Begin RAW DATA

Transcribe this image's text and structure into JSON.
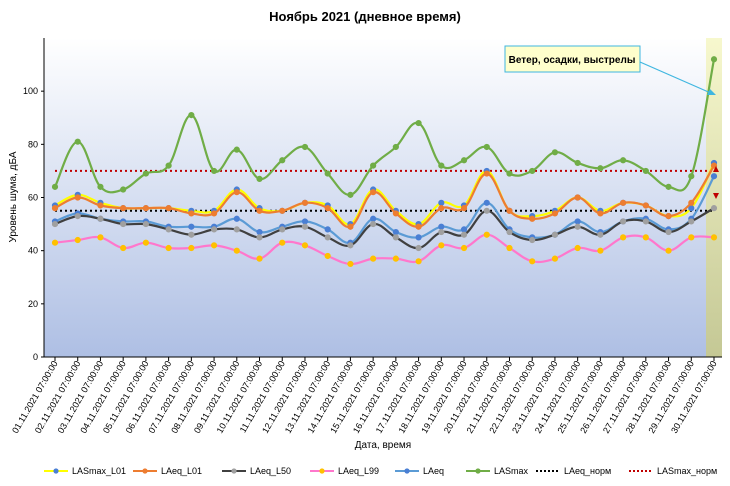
{
  "chart_data": {
    "type": "line",
    "title": "Ноябрь 2021 (дневное время)",
    "xlabel": "Дата, время",
    "ylabel": "Уровень шума, дБА",
    "ylim": [
      0,
      120
    ],
    "yticks": [
      0,
      20,
      40,
      60,
      80,
      100
    ],
    "grid": false,
    "legend_position": "bottom",
    "categories": [
      "01.11.2021 07:00:00",
      "02.11.2021 07:00:00",
      "03.11.2021 07:00:00",
      "04.11.2021 07:00:00",
      "05.11.2021 07:00:00",
      "06.11.2021 07:00:00",
      "07.11.2021 07:00:00",
      "08.11.2021 07:00:00",
      "09.11.2021 07:00:00",
      "10.11.2021 07:00:00",
      "11.11.2021 07:00:00",
      "12.11.2021 07:00:00",
      "13.11.2021 07:00:00",
      "14.11.2021 07:00:00",
      "15.11.2021 07:00:00",
      "16.11.2021 07:00:00",
      "17.11.2021 07:00:00",
      "18.11.2021 07:00:00",
      "19.11.2021 07:00:00",
      "20.11.2021 07:00:00",
      "21.11.2021 07:00:00",
      "22.11.2021 07:00:00",
      "23.11.2021 07:00:00",
      "24.11.2021 07:00:00",
      "25.11.2021 07:00:00",
      "26.11.2021 07:00:00",
      "27.11.2021 07:00:00",
      "28.11.2021 07:00:00",
      "29.11.2021 07:00:00",
      "30.11.2021 07:00:00"
    ],
    "series": [
      {
        "name": "LASmax_L01",
        "color": "#ffff00",
        "marker": "#4a7fd4",
        "values": [
          57,
          61,
          58,
          56,
          56,
          56,
          55,
          55,
          63,
          56,
          55,
          58,
          57,
          50,
          63,
          55,
          50,
          58,
          57,
          70,
          55,
          53,
          55,
          60,
          55,
          58,
          57,
          53,
          56,
          73
        ]
      },
      {
        "name": "LAeq_L01",
        "color": "#ed7d31",
        "marker": "#ed7d31",
        "values": [
          56,
          60,
          57,
          56,
          56,
          56,
          54,
          54,
          62,
          55,
          55,
          58,
          56,
          49,
          62,
          54,
          49,
          56,
          56,
          69,
          55,
          52,
          54,
          60,
          54,
          58,
          57,
          53,
          58,
          72
        ]
      },
      {
        "name": "LAeq_L50",
        "color": "#404040",
        "marker": "#a0a0a0",
        "values": [
          50,
          53,
          52,
          50,
          50,
          48,
          46,
          48,
          48,
          45,
          48,
          49,
          45,
          42,
          50,
          45,
          41,
          47,
          46,
          55,
          47,
          44,
          46,
          49,
          46,
          51,
          51,
          47,
          51,
          56
        ]
      },
      {
        "name": "LAeq_L99",
        "color": "#ff77cc",
        "marker": "#ffc000",
        "values": [
          43,
          44,
          45,
          41,
          43,
          41,
          41,
          42,
          40,
          37,
          43,
          42,
          38,
          35,
          37,
          37,
          36,
          42,
          41,
          46,
          41,
          36,
          37,
          41,
          40,
          45,
          45,
          40,
          45,
          45
        ]
      },
      {
        "name": "LAeq",
        "color": "#5b9bd5",
        "marker": "#4a7fd4",
        "values": [
          51,
          54,
          52,
          51,
          51,
          49,
          49,
          49,
          52,
          47,
          49,
          51,
          48,
          43,
          52,
          47,
          45,
          49,
          48,
          58,
          48,
          45,
          46,
          51,
          47,
          51,
          52,
          48,
          52,
          68
        ]
      },
      {
        "name": "LASmax",
        "color": "#70ad47",
        "marker": "#70ad47",
        "values": [
          64,
          81,
          64,
          63,
          69,
          72,
          91,
          70,
          78,
          67,
          74,
          79,
          69,
          61,
          72,
          79,
          88,
          72,
          74,
          79,
          69,
          70,
          77,
          73,
          71,
          74,
          70,
          64,
          68,
          112
        ]
      },
      {
        "name": "LAeq_норм",
        "color": "#000000",
        "dash": true,
        "values": [
          55,
          55,
          55,
          55,
          55,
          55,
          55,
          55,
          55,
          55,
          55,
          55,
          55,
          55,
          55,
          55,
          55,
          55,
          55,
          55,
          55,
          55,
          55,
          55,
          55,
          55,
          55,
          55,
          55,
          55
        ]
      },
      {
        "name": "LASmax_норм",
        "color": "#c00000",
        "dash": true,
        "values": [
          70,
          70,
          70,
          70,
          70,
          70,
          70,
          70,
          70,
          70,
          70,
          70,
          70,
          70,
          70,
          70,
          70,
          70,
          70,
          70,
          70,
          70,
          70,
          70,
          70,
          70,
          70,
          70,
          70,
          70
        ]
      }
    ],
    "annotation": {
      "text": "Ветер, осадки, выстрелы",
      "target_index": 29,
      "target_value": 95
    }
  }
}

End RAW DATA

__WHAT IS ASKED__
Write out the full set of lines verbatim, without the pictures.

__OUTPUT__
Transcribe this image's text and structure into JSON.
{
  "chart_data": {
    "type": "line",
    "title": "Ноябрь 2021 (дневное время)",
    "xlabel": "Дата, время",
    "ylabel": "Уровень шума, дБА",
    "ylim": [
      0,
      120
    ],
    "yticks": [
      0,
      20,
      40,
      60,
      80,
      100
    ],
    "grid": false,
    "legend_position": "bottom",
    "categories": [
      "01.11.2021 07:00:00",
      "02.11.2021 07:00:00",
      "03.11.2021 07:00:00",
      "04.11.2021 07:00:00",
      "05.11.2021 07:00:00",
      "06.11.2021 07:00:00",
      "07.11.2021 07:00:00",
      "08.11.2021 07:00:00",
      "09.11.2021 07:00:00",
      "10.11.2021 07:00:00",
      "11.11.2021 07:00:00",
      "12.11.2021 07:00:00",
      "13.11.2021 07:00:00",
      "14.11.2021 07:00:00",
      "15.11.2021 07:00:00",
      "16.11.2021 07:00:00",
      "17.11.2021 07:00:00",
      "18.11.2021 07:00:00",
      "19.11.2021 07:00:00",
      "20.11.2021 07:00:00",
      "21.11.2021 07:00:00",
      "22.11.2021 07:00:00",
      "23.11.2021 07:00:00",
      "24.11.2021 07:00:00",
      "25.11.2021 07:00:00",
      "26.11.2021 07:00:00",
      "27.11.2021 07:00:00",
      "28.11.2021 07:00:00",
      "29.11.2021 07:00:00",
      "30.11.2021 07:00:00"
    ],
    "series": [
      {
        "name": "LASmax_L01",
        "color": "#ffff00",
        "marker": "#4a7fd4",
        "values": [
          57,
          61,
          58,
          56,
          56,
          56,
          55,
          55,
          63,
          56,
          55,
          58,
          57,
          50,
          63,
          55,
          50,
          58,
          57,
          70,
          55,
          53,
          55,
          60,
          55,
          58,
          57,
          53,
          56,
          73
        ]
      },
      {
        "name": "LAeq_L01",
        "color": "#ed7d31",
        "marker": "#ed7d31",
        "values": [
          56,
          60,
          57,
          56,
          56,
          56,
          54,
          54,
          62,
          55,
          55,
          58,
          56,
          49,
          62,
          54,
          49,
          56,
          56,
          69,
          55,
          52,
          54,
          60,
          54,
          58,
          57,
          53,
          58,
          72
        ]
      },
      {
        "name": "LAeq_L50",
        "color": "#404040",
        "marker": "#a0a0a0",
        "values": [
          50,
          53,
          52,
          50,
          50,
          48,
          46,
          48,
          48,
          45,
          48,
          49,
          45,
          42,
          50,
          45,
          41,
          47,
          46,
          55,
          47,
          44,
          46,
          49,
          46,
          51,
          51,
          47,
          51,
          56
        ]
      },
      {
        "name": "LAeq_L99",
        "color": "#ff77cc",
        "marker": "#ffc000",
        "values": [
          43,
          44,
          45,
          41,
          43,
          41,
          41,
          42,
          40,
          37,
          43,
          42,
          38,
          35,
          37,
          37,
          36,
          42,
          41,
          46,
          41,
          36,
          37,
          41,
          40,
          45,
          45,
          40,
          45,
          45
        ]
      },
      {
        "name": "LAeq",
        "color": "#5b9bd5",
        "marker": "#4a7fd4",
        "values": [
          51,
          54,
          52,
          51,
          51,
          49,
          49,
          49,
          52,
          47,
          49,
          51,
          48,
          43,
          52,
          47,
          45,
          49,
          48,
          58,
          48,
          45,
          46,
          51,
          47,
          51,
          52,
          48,
          52,
          68
        ]
      },
      {
        "name": "LASmax",
        "color": "#70ad47",
        "marker": "#70ad47",
        "values": [
          64,
          81,
          64,
          63,
          69,
          72,
          91,
          70,
          78,
          67,
          74,
          79,
          69,
          61,
          72,
          79,
          88,
          72,
          74,
          79,
          69,
          70,
          77,
          73,
          71,
          74,
          70,
          64,
          68,
          112
        ]
      },
      {
        "name": "LAeq_норм",
        "color": "#000000",
        "dash": true,
        "values": [
          55,
          55,
          55,
          55,
          55,
          55,
          55,
          55,
          55,
          55,
          55,
          55,
          55,
          55,
          55,
          55,
          55,
          55,
          55,
          55,
          55,
          55,
          55,
          55,
          55,
          55,
          55,
          55,
          55,
          55
        ]
      },
      {
        "name": "LASmax_норм",
        "color": "#c00000",
        "dash": true,
        "values": [
          70,
          70,
          70,
          70,
          70,
          70,
          70,
          70,
          70,
          70,
          70,
          70,
          70,
          70,
          70,
          70,
          70,
          70,
          70,
          70,
          70,
          70,
          70,
          70,
          70,
          70,
          70,
          70,
          70,
          70
        ]
      }
    ],
    "annotation": {
      "text": "Ветер, осадки, выстрелы",
      "target_index": 29,
      "target_value": 95
    }
  }
}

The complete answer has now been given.